INSTRUCTION: Give the material once more, word for word, without any images.

ENTRIES PROVIDED:
** START **
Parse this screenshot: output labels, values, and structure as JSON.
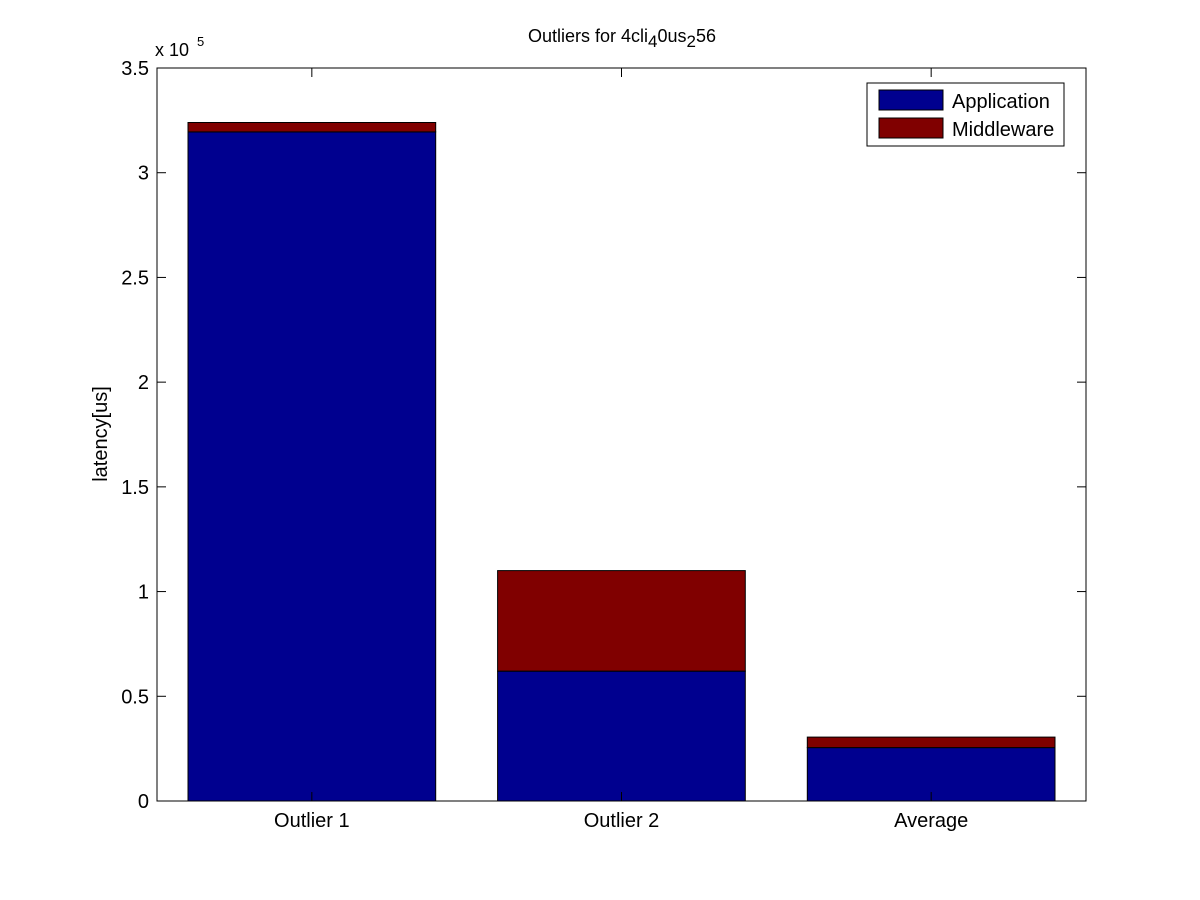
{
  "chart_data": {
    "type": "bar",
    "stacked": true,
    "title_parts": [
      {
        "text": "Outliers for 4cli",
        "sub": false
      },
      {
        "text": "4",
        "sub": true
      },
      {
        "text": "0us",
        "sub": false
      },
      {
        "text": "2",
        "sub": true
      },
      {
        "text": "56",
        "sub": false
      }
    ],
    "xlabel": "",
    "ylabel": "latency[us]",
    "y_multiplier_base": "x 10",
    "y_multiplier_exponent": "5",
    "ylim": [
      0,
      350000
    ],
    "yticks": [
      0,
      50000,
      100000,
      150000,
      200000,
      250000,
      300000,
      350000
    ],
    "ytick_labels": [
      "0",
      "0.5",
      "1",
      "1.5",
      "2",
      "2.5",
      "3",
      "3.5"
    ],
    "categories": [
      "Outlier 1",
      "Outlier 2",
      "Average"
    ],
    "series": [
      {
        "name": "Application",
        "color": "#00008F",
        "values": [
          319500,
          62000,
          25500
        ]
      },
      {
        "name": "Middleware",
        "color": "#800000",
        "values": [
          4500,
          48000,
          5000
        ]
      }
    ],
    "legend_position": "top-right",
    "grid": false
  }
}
** END **
WORKED SOLUTION:
Parse this screenshot: output labels, values, and structure as JSON.
{
  "chart_data": {
    "type": "bar",
    "stacked": true,
    "title_parts": [
      {
        "text": "Outliers for 4cli",
        "sub": false
      },
      {
        "text": "4",
        "sub": true
      },
      {
        "text": "0us",
        "sub": false
      },
      {
        "text": "2",
        "sub": true
      },
      {
        "text": "56",
        "sub": false
      }
    ],
    "xlabel": "",
    "ylabel": "latency[us]",
    "y_multiplier_base": "x 10",
    "y_multiplier_exponent": "5",
    "ylim": [
      0,
      350000
    ],
    "yticks": [
      0,
      50000,
      100000,
      150000,
      200000,
      250000,
      300000,
      350000
    ],
    "ytick_labels": [
      "0",
      "0.5",
      "1",
      "1.5",
      "2",
      "2.5",
      "3",
      "3.5"
    ],
    "categories": [
      "Outlier 1",
      "Outlier 2",
      "Average"
    ],
    "series": [
      {
        "name": "Application",
        "color": "#00008F",
        "values": [
          319500,
          62000,
          25500
        ]
      },
      {
        "name": "Middleware",
        "color": "#800000",
        "values": [
          4500,
          48000,
          5000
        ]
      }
    ],
    "legend_position": "top-right",
    "grid": false
  }
}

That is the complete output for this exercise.